Short task
Pull out every line with the word "积分促销".
|---|
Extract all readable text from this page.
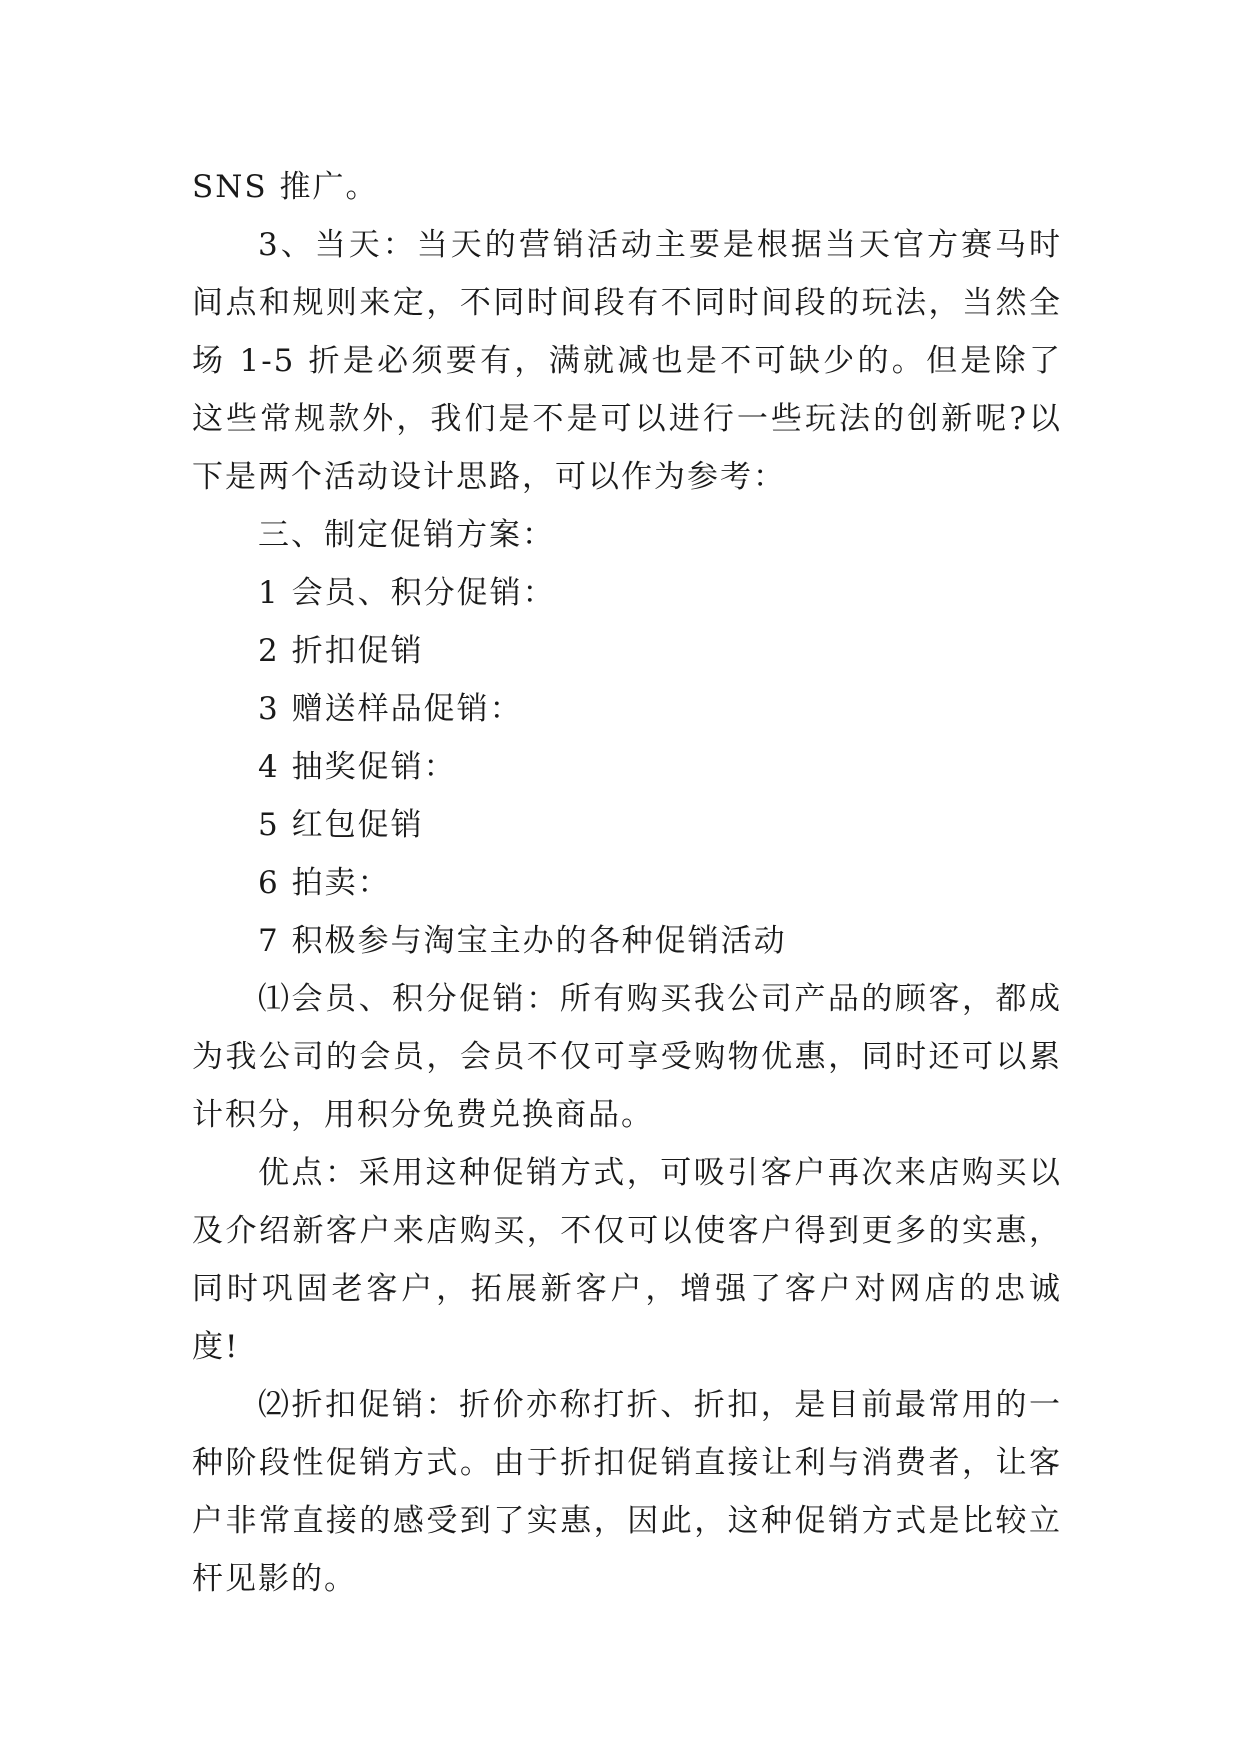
SNS 推广。

3、当天：当天的营销活动主要是根据当天官方赛马时间点和规则来定，不同时间段有不同时间段的玩法，当然全场 1-5 折是必须要有，满就减也是不可缺少的。但是除了这些常规款外，我们是不是可以进行一些玩法的创新呢?以下是两个活动设计思路，可以作为参考：

三、制定促销方案：

1 会员、积分促销：

2 折扣促销

3 赠送样品促销：

4 抽奖促销：

5 红包促销

6 拍卖：

7 积极参与淘宝主办的各种促销活动

⑴会员、积分促销：所有购买我公司产品的顾客，都成为我公司的会员，会员不仅可享受购物优惠，同时还可以累计积分，用积分免费兑换商品。

优点：采用这种促销方式，可吸引客户再次来店购买以及介绍新客户来店购买，不仅可以使客户得到更多的实惠，同时巩固老客户，拓展新客户，增强了客户对网店的忠诚度!

⑵折扣促销：折价亦称打折、折扣，是目前最常用的一种阶段性促销方式。由于折扣促销直接让利与消费者，让客户非常直接的感受到了实惠，因此，这种促销方式是比较立杆见影的。
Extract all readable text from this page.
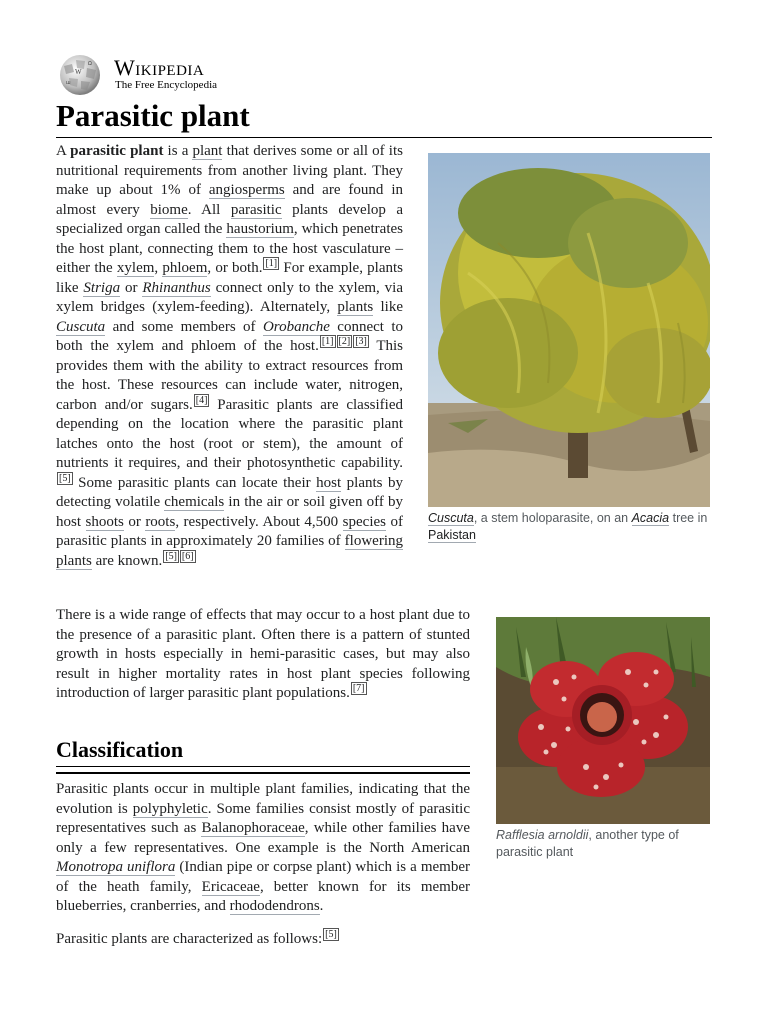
W
Ω
ш
Wikipedia
The Free Encyclopedia
Parasitic plant

A parasitic plant is a plant that derives some or all of its nutritional requirements from another living plant. They make up about 1% of angiosperms and are found in almost every biome. All parasitic plants develop a specialized organ called the haustorium, which penetrates the host plant, connecting them to the host vasculature – either the xylem, phloem, or both. [1] For example, plants like Striga or Rhinanthus connect only to the xylem, via xylem bridges (xylem-feeding). Alternately, plants like Cuscuta and some members of Orobanche connect to both the xylem and phloem of the host. [1] [2] [3] This provides them with the ability to extract resources from the host. These resources can include water, nitrogen, carbon and/or sugars. [4] Parasitic plants are classified depending on the location where the parasitic plant latches onto the host (root or stem), the amount of nutrients it requires, and their photosynthetic capability.[5] Some parasitic plants can locate their host plants by detecting volatile chemicals in the air or soil given off by host shoots or roots, respectively. About 4,500 species of parasitic plants in approximately 20 families of flowering plants are known. [5] [6]

Cuscuta, a stem holoparasite, on an Acacia tree in Pakistan

There is a wide range of effects that may occur to a host plant due to the presence of a parasitic plant. Often there is a pattern of stunted growth in hosts especially in hemi-parasitic cases, but may also result in higher mortality rates in host plant species following introduction of larger parasitic plant populations. [7]

Rafflesia arnoldii, another type of parasitic plant
Classification

Parasitic plants occur in multiple plant families, indicating that the evolution is polyphyletic. Some families consist mostly of parasitic representatives such as Balanophoraceae, while other families have only a few representatives. One example is the North American Monotropa uniflora (Indian pipe or corpse plant) which is a member of the heath family, Ericaceae, better known for its member blueberries, cranberries, and rhododendrons.

Parasitic plants are characterized as follows: [5]
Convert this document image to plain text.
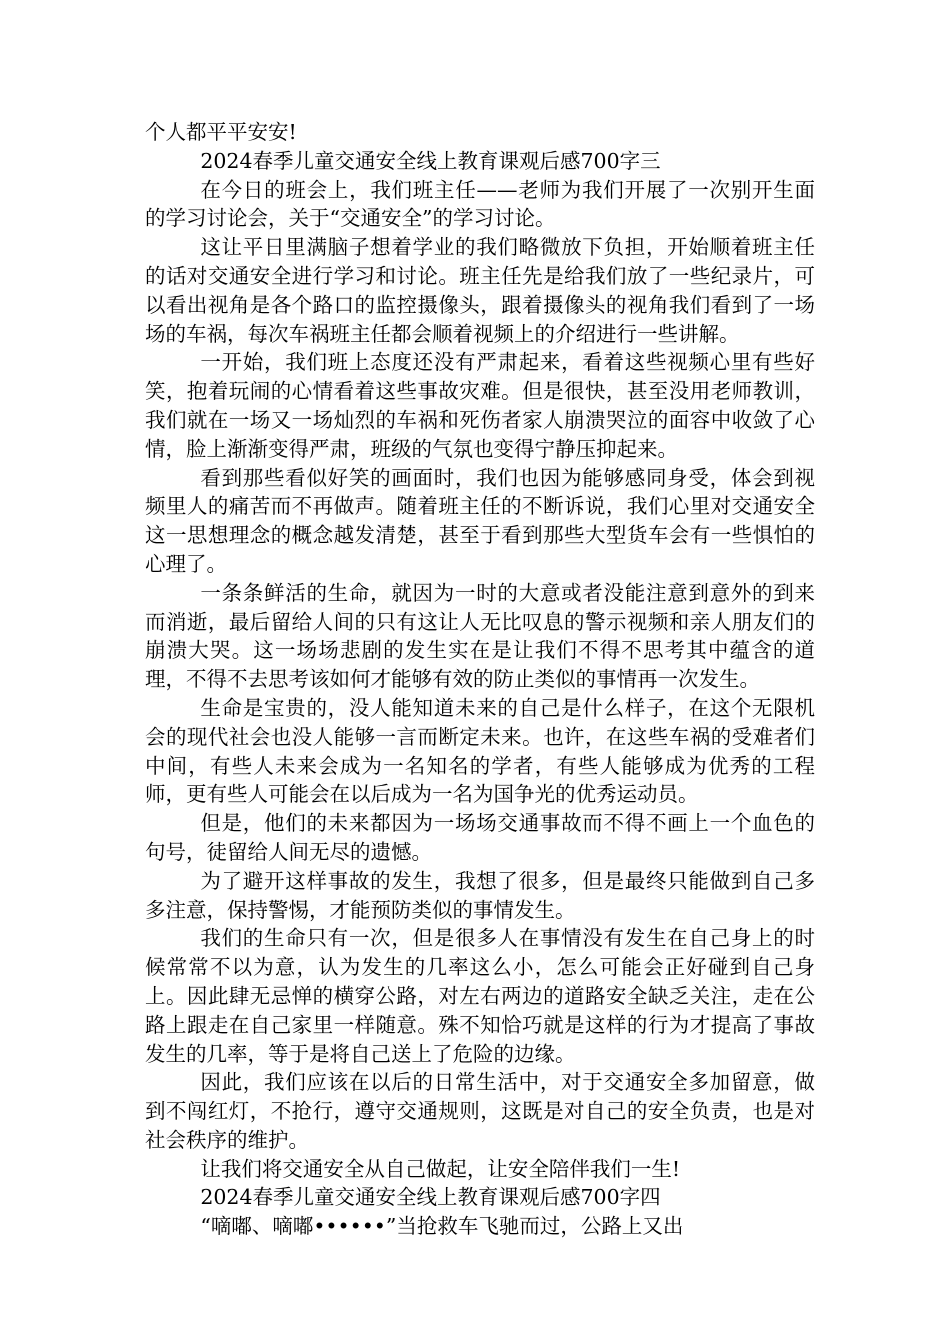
个人都平平安安!

2024春季儿童交通安全线上教育课观后感700字三

在今日的班会上，我们班主任——老师为我们开展了一次别开生面的学习讨论会，关于“交通安全”的学习讨论。

这让平日里满脑子想着学业的我们略微放下负担，开始顺着班主任的话对交通安全进行学习和讨论。班主任先是给我们放了一些纪录片，可以看出视角是各个路口的监控摄像头，跟着摄像头的视角我们看到了一场场的车祸，每次车祸班主任都会顺着视频上的介绍进行一些讲解。

一开始，我们班上态度还没有严肃起来，看着这些视频心里有些好笑，抱着玩闹的心情看着这些事故灾难。但是很快，甚至没用老师教训，我们就在一场又一场灿烈的车祸和死伤者家人崩溃哭泣的面容中收敛了心情，脸上渐渐变得严肃，班级的气氛也变得宁静压抑起来。

看到那些看似好笑的画面时，我们也因为能够感同身受，体会到视频里人的痛苦而不再做声。随着班主任的不断诉说，我们心里对交通安全这一思想理念的概念越发清楚，甚至于看到那些大型货车会有一些惧怕的心理了。

一条条鲜活的生命，就因为一时的大意或者没能注意到意外的到来而消逝，最后留给人间的只有这让人无比叹息的警示视频和亲人朋友们的崩溃大哭。这一场场悲剧的发生实在是让我们不得不思考其中蕴含的道理，不得不去思考该如何才能够有效的防止类似的事情再一次发生。

生命是宝贵的，没人能知道未来的自己是什么样子，在这个无限机会的现代社会也没人能够一言而断定未来。也许，在这些车祸的受难者们中间，有些人未来会成为一名知名的学者，有些人能够成为优秀的工程师，更有些人可能会在以后成为一名为国争光的优秀运动员。

但是，他们的未来都因为一场场交通事故而不得不画上一个血色的句号，徒留给人间无尽的遗憾。

为了避开这样事故的发生，我想了很多，但是最终只能做到自己多多注意，保持警惕，才能预防类似的事情发生。

我们的生命只有一次，但是很多人在事情没有发生在自己身上的时候常常不以为意，认为发生的几率这么小，怎么可能会正好碰到自己身上。因此肆无忌惮的横穿公路，对左右两边的道路安全缺乏关注，走在公路上跟走在自己家里一样随意。殊不知恰巧就是这样的行为才提高了事故发生的几率，等于是将自己送上了危险的边缘。

因此，我们应该在以后的日常生活中，对于交通安全多加留意，做到不闯红灯，不抢行，遵守交通规则，这既是对自己的安全负责，也是对社会秩序的维护。

让我们将交通安全从自己做起，让安全陪伴我们一生!

2024春季儿童交通安全线上教育课观后感700字四

“嘀嘟、嘀嘟••••••”当抢救车飞驰而过，公路上又出
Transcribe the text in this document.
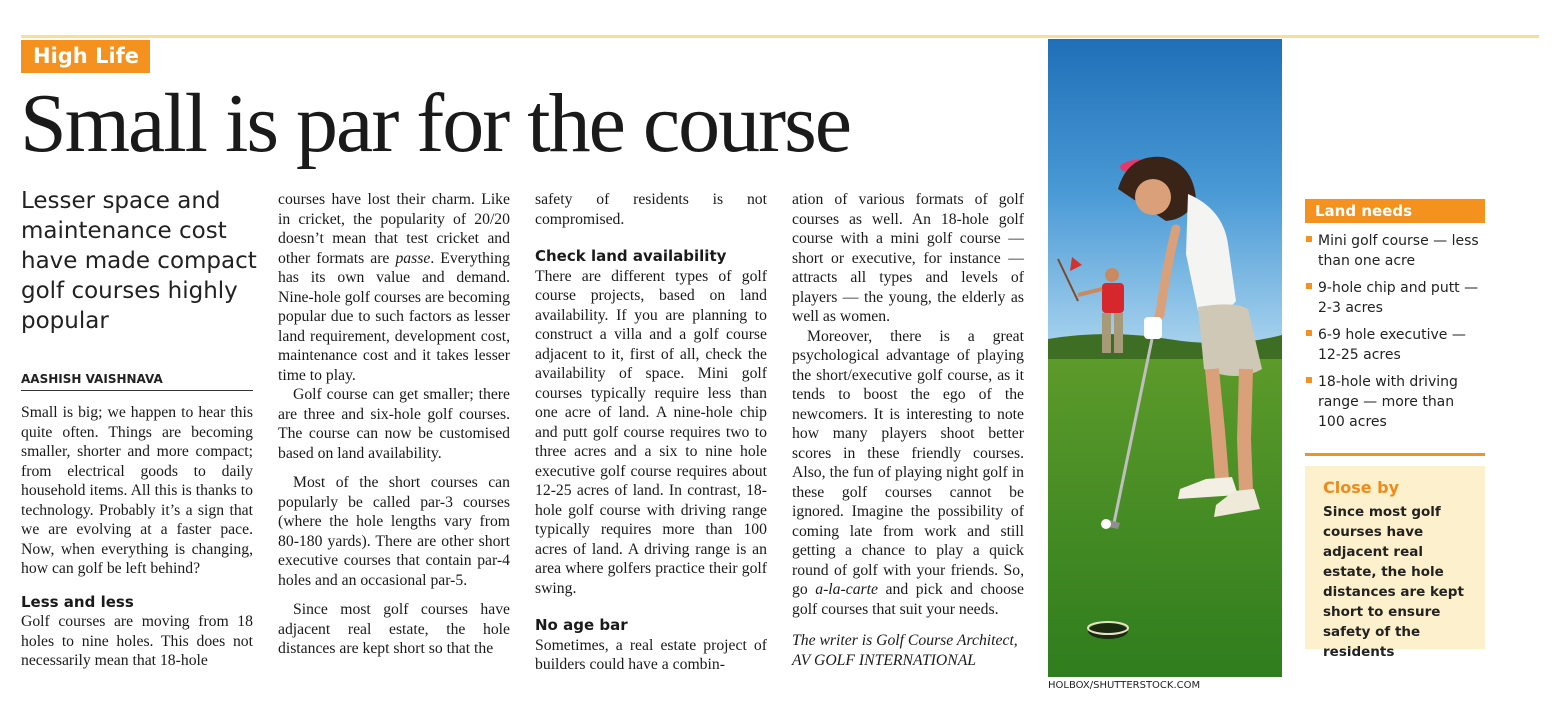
High Life
Small is par for the course
Lesser space and maintenance cost have made compact golf courses highly popular
AASHISH VAISHNAVA

Small is big; we happen to hear this quite often. Things are becoming smaller, shorter and more compact; from electrical goods to daily household items. All this is thanks to technology. Probably it’s a sign that we are evolving at a faster pace. Now, when everything is changing, how can golf be left behind?

Less and less

Golf courses are moving from 18 holes to nine holes. This does not necessarily mean that 18-hole

courses have lost their charm. Like in cricket, the popularity of 20/20 doesn’t mean that test cricket and other formats are passe. Everything has its own value and demand. Nine-hole golf courses are becoming popular due to such factors as lesser land requirement, development cost, maintenance cost and it takes lesser time to play.

Golf course can get smaller; there are three and six-hole golf courses. The course can now be customised based on land availability.

Most of the short courses can popularly be called par-3 courses (where the hole lengths vary from 80-180 yards). There are other short executive courses that contain par-4 holes and an occasional par-5.

Since most golf courses have adjacent real estate, the hole distances are kept short so that the

safety of residents is not compromised.

Check land availability

There are different types of golf course projects, based on land availability. If you are planning to construct a villa and a golf course adjacent to it, first of all, check the availability of space. Mini golf courses typically require less than one acre of land. A nine-hole chip and putt golf course requires two to three acres and a six to nine hole executive golf course requires about 12-25 acres of land. In contrast, 18-hole golf course with driving range typically requires more than 100 acres of land. A driving range is an area where golfers practice their golf swing.

No age bar

Sometimes, a real estate project of builders could have a combin-

ation of various formats of golf courses as well. An 18-hole golf course with a mini golf course — short or executive, for instance — attracts all types and levels of players — the young, the elderly as well as women.

Moreover, there is a great psychological advantage of playing the short/executive golf course, as it tends to boost the ego of the newcomers. It is interesting to note how many players shoot better scores in these friendly courses. Also, the fun of playing night golf in these golf courses cannot be ignored. Imagine the possibility of coming late from work and still getting a chance to play a quick round of golf with your friends. So, go a-la-carte and pick and choose golf courses that suit your needs.

The writer is Golf Course Architect,
AV GOLF INTERNATIONAL

HOLBOX/SHUTTERSTOCK.COM
Land needs
Mini golf course — less than one acre
9-hole chip and putt — 2-3 acres
6-9 hole executive — 12-25 acres
18-hole with driving range — more than 100 acres
Close by
Since most golf courses have adjacent real estate, the hole distances are kept short to ensure safety of the residents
|---|
Complete response
1 会员、积分促销：
⑴会员、积分促销：所有购买我公司产品的顾客，都成为我公司的会员，会员不仅可享受购物优惠，同时还可以累计积分，用积分免费兑换商品。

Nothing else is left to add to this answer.